## start DATA LISTING

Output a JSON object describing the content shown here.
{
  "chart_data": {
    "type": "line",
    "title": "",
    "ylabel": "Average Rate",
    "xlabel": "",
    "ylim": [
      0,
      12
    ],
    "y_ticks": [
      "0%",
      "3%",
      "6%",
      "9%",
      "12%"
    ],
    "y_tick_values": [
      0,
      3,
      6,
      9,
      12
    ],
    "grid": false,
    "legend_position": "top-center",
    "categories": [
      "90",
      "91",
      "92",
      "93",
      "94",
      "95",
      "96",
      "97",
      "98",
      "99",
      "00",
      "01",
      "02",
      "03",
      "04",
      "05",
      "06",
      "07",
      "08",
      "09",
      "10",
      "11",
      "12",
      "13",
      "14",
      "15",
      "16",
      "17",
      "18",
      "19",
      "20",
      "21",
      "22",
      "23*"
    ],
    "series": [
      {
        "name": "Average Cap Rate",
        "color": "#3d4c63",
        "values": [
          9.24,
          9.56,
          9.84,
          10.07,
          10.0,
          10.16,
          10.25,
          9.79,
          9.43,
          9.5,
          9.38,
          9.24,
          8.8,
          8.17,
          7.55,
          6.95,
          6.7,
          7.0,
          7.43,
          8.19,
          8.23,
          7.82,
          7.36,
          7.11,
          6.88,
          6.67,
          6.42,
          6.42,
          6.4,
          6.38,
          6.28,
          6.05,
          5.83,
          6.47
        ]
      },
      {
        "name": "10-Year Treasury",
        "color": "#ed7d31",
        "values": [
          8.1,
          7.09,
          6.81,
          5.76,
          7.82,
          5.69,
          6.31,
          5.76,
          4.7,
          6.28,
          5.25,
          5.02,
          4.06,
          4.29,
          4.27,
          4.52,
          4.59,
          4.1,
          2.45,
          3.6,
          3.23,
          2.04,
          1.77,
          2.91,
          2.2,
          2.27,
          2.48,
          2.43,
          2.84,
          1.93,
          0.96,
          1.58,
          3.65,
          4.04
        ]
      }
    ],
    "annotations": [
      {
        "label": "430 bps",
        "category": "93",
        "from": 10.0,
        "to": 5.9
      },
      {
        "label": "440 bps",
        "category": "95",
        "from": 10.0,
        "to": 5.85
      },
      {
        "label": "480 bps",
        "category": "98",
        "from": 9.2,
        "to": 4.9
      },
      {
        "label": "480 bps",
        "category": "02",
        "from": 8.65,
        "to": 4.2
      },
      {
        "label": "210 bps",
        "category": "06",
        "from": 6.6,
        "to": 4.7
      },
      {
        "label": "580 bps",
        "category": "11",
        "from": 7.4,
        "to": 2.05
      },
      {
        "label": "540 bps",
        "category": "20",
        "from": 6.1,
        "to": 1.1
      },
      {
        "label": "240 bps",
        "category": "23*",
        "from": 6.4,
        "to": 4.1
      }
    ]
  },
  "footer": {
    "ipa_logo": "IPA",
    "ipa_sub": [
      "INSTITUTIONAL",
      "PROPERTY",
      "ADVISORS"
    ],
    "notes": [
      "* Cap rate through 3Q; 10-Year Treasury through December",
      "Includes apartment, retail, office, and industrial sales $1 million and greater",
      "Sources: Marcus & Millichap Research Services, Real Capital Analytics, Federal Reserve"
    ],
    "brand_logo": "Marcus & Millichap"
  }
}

## end DATA LISTING

### INSTRUCTION
Set down every line of the listing above again, exactly as given.

### COMPLETE ANSWER
Output a JSON object describing the content shown here.
{
  "chart_data": {
    "type": "line",
    "title": "",
    "ylabel": "Average Rate",
    "xlabel": "",
    "ylim": [
      0,
      12
    ],
    "y_ticks": [
      "0%",
      "3%",
      "6%",
      "9%",
      "12%"
    ],
    "y_tick_values": [
      0,
      3,
      6,
      9,
      12
    ],
    "grid": false,
    "legend_position": "top-center",
    "categories": [
      "90",
      "91",
      "92",
      "93",
      "94",
      "95",
      "96",
      "97",
      "98",
      "99",
      "00",
      "01",
      "02",
      "03",
      "04",
      "05",
      "06",
      "07",
      "08",
      "09",
      "10",
      "11",
      "12",
      "13",
      "14",
      "15",
      "16",
      "17",
      "18",
      "19",
      "20",
      "21",
      "22",
      "23*"
    ],
    "series": [
      {
        "name": "Average Cap Rate",
        "color": "#3d4c63",
        "values": [
          9.24,
          9.56,
          9.84,
          10.07,
          10.0,
          10.16,
          10.25,
          9.79,
          9.43,
          9.5,
          9.38,
          9.24,
          8.8,
          8.17,
          7.55,
          6.95,
          6.7,
          7.0,
          7.43,
          8.19,
          8.23,
          7.82,
          7.36,
          7.11,
          6.88,
          6.67,
          6.42,
          6.42,
          6.4,
          6.38,
          6.28,
          6.05,
          5.83,
          6.47
        ]
      },
      {
        "name": "10-Year Treasury",
        "color": "#ed7d31",
        "values": [
          8.1,
          7.09,
          6.81,
          5.76,
          7.82,
          5.69,
          6.31,
          5.76,
          4.7,
          6.28,
          5.25,
          5.02,
          4.06,
          4.29,
          4.27,
          4.52,
          4.59,
          4.1,
          2.45,
          3.6,
          3.23,
          2.04,
          1.77,
          2.91,
          2.2,
          2.27,
          2.48,
          2.43,
          2.84,
          1.93,
          0.96,
          1.58,
          3.65,
          4.04
        ]
      }
    ],
    "annotations": [
      {
        "label": "430 bps",
        "category": "93",
        "from": 10.0,
        "to": 5.9
      },
      {
        "label": "440 bps",
        "category": "95",
        "from": 10.0,
        "to": 5.85
      },
      {
        "label": "480 bps",
        "category": "98",
        "from": 9.2,
        "to": 4.9
      },
      {
        "label": "480 bps",
        "category": "02",
        "from": 8.65,
        "to": 4.2
      },
      {
        "label": "210 bps",
        "category": "06",
        "from": 6.6,
        "to": 4.7
      },
      {
        "label": "580 bps",
        "category": "11",
        "from": 7.4,
        "to": 2.05
      },
      {
        "label": "540 bps",
        "category": "20",
        "from": 6.1,
        "to": 1.1
      },
      {
        "label": "240 bps",
        "category": "23*",
        "from": 6.4,
        "to": 4.1
      }
    ]
  },
  "footer": {
    "ipa_logo": "IPA",
    "ipa_sub": [
      "INSTITUTIONAL",
      "PROPERTY",
      "ADVISORS"
    ],
    "notes": [
      "* Cap rate through 3Q; 10-Year Treasury through December",
      "Includes apartment, retail, office, and industrial sales $1 million and greater",
      "Sources: Marcus & Millichap Research Services, Real Capital Analytics, Federal Reserve"
    ],
    "brand_logo": "Marcus & Millichap"
  }
}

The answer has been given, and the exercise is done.